EXERCISE GOAL: Find the lines that contain the word "plays" and copy each one.

Extracted records
:::::

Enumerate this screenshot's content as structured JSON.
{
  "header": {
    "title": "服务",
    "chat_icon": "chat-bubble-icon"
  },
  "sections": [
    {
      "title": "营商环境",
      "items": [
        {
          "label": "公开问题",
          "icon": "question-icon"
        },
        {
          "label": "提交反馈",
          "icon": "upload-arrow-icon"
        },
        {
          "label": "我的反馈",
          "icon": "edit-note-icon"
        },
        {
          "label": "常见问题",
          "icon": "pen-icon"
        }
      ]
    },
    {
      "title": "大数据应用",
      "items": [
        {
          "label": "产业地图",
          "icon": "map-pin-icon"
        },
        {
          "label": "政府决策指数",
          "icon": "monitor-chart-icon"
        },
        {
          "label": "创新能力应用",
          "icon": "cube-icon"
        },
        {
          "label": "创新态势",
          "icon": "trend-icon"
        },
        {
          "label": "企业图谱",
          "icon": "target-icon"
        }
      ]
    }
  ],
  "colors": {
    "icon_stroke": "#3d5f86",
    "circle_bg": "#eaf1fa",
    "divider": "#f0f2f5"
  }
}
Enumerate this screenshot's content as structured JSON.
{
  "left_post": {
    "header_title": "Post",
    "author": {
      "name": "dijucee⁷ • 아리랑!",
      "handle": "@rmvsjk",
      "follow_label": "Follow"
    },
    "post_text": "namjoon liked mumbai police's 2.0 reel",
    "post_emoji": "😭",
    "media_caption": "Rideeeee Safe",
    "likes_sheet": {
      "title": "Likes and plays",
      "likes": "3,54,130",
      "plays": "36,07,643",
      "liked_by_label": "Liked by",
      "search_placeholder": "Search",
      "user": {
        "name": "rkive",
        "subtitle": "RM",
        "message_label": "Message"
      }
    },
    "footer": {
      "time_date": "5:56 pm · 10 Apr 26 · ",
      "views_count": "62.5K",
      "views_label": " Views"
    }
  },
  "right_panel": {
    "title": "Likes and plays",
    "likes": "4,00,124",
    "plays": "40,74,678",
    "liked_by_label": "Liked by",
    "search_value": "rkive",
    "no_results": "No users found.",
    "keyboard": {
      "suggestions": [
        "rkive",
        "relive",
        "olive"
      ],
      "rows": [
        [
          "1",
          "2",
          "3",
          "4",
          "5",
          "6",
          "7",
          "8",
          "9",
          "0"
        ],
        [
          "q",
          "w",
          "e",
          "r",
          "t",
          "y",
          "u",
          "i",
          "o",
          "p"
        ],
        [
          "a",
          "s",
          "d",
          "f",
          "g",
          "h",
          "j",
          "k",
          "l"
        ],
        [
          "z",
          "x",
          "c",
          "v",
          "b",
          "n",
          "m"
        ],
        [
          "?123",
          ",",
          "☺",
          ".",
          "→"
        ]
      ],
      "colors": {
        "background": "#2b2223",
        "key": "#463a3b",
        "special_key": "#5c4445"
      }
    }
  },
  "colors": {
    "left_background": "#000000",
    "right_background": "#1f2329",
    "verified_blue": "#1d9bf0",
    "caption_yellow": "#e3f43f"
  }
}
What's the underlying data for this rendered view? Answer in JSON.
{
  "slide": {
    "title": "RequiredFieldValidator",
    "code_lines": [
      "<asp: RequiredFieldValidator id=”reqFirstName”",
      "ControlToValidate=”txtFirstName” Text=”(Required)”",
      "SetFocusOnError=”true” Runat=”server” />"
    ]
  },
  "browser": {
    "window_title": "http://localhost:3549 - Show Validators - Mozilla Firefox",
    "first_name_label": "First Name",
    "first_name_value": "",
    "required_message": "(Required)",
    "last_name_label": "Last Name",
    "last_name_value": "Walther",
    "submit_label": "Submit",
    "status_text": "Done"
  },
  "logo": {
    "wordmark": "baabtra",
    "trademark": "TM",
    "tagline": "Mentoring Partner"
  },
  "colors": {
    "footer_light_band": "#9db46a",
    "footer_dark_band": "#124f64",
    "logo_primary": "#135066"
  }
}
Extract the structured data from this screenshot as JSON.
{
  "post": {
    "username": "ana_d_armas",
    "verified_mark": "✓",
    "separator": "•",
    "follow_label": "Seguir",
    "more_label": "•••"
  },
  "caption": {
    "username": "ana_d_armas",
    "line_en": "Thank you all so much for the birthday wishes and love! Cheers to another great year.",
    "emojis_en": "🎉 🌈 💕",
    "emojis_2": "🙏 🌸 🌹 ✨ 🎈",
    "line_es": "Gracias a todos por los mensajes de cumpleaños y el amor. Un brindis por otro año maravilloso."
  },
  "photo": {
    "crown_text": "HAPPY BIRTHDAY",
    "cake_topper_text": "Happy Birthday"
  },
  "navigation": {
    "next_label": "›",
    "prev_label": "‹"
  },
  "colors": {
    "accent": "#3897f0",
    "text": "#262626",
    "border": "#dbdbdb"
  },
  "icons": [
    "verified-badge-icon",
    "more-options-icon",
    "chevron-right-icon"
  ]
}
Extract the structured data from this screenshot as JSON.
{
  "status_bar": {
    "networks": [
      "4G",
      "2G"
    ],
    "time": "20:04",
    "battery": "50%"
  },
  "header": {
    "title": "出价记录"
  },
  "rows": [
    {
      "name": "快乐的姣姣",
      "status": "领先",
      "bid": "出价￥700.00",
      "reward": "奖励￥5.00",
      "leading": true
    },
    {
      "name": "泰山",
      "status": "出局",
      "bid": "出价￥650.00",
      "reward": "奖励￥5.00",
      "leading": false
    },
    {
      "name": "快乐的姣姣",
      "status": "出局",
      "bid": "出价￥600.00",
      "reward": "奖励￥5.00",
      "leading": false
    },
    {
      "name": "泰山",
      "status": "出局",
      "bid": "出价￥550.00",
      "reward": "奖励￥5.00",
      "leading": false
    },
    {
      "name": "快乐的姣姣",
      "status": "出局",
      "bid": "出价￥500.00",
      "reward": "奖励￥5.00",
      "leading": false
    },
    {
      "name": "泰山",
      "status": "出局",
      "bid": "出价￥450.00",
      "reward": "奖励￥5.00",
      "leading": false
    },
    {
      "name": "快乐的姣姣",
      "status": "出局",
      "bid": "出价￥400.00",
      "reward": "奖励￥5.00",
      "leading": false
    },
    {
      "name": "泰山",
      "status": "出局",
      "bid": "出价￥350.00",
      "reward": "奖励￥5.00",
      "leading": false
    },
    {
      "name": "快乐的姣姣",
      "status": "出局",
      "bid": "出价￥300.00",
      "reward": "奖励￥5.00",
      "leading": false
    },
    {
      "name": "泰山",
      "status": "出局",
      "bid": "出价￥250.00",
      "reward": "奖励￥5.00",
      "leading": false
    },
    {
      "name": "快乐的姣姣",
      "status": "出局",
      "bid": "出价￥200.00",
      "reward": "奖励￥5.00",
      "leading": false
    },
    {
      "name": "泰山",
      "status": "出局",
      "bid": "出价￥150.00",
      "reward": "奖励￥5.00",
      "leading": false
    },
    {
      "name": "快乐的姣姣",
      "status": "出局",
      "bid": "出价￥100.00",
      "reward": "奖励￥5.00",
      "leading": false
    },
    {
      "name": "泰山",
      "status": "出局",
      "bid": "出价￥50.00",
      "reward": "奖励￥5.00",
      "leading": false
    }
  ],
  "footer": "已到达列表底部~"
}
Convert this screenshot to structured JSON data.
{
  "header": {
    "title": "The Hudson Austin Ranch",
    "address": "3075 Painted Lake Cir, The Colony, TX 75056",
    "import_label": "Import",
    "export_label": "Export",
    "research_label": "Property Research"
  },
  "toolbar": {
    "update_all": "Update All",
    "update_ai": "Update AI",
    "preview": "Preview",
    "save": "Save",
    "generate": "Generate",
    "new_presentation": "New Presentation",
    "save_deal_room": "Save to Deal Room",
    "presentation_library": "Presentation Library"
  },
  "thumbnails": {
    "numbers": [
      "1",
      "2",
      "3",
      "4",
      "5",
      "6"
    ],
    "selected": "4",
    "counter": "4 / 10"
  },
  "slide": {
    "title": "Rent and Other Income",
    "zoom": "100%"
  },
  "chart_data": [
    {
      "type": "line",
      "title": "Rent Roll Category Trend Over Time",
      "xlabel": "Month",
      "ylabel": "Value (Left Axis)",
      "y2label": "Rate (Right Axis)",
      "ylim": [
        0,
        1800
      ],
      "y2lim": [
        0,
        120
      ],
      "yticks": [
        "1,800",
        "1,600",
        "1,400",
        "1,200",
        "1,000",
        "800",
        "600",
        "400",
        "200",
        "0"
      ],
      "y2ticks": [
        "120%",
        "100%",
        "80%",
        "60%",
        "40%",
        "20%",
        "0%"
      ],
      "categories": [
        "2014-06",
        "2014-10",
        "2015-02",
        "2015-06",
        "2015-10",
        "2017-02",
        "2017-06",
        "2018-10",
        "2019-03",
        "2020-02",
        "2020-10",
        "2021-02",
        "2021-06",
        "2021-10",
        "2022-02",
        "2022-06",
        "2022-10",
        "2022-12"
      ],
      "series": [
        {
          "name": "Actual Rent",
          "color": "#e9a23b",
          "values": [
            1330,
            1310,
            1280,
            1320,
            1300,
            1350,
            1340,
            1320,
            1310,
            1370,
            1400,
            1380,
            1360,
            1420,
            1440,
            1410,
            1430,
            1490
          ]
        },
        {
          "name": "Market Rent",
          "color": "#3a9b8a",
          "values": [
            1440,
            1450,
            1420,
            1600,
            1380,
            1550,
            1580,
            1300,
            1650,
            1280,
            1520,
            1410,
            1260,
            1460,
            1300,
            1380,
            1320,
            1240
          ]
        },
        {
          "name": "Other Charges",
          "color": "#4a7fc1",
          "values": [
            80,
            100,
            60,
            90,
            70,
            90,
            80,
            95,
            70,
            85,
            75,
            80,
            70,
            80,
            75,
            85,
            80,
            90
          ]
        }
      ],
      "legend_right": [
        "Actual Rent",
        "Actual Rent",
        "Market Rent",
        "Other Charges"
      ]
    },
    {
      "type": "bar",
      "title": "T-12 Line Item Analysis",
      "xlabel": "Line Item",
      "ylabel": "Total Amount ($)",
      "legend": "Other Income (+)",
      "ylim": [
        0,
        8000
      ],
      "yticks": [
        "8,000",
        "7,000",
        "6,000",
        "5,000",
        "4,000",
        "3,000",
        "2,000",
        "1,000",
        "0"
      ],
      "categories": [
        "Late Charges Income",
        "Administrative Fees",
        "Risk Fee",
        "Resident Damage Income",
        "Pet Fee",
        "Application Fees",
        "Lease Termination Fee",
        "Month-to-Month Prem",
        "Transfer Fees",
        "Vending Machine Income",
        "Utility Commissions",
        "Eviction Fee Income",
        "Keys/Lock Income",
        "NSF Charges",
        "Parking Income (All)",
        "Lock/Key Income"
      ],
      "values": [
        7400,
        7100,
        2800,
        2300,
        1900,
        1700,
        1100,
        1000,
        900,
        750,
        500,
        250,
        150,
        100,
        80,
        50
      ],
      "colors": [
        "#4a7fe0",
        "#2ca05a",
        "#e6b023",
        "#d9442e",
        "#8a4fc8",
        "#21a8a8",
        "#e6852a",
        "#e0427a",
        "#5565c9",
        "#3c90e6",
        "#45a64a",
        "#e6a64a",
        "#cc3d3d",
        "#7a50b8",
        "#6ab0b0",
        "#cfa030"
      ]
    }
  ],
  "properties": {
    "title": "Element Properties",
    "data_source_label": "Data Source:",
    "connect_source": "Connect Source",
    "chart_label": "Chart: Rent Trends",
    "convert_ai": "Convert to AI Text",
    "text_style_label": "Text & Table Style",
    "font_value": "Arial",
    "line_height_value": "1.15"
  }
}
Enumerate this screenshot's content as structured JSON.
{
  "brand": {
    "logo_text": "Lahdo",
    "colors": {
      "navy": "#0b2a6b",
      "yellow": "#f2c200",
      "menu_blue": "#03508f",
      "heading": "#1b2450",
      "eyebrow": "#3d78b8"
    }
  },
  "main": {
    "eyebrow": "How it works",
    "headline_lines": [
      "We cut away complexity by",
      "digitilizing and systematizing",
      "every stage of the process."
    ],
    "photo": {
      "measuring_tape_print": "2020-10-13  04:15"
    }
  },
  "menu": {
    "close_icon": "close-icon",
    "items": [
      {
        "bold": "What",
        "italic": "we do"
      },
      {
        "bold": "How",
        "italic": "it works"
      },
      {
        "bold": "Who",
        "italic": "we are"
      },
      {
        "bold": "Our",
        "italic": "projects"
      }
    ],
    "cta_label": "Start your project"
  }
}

:::::

SOLUTION TO THE EXERCISE:
      "title": "Likes and plays",
      "plays": "36,07,643",
    "title": "Likes and plays",
    "plays": "40,74,678",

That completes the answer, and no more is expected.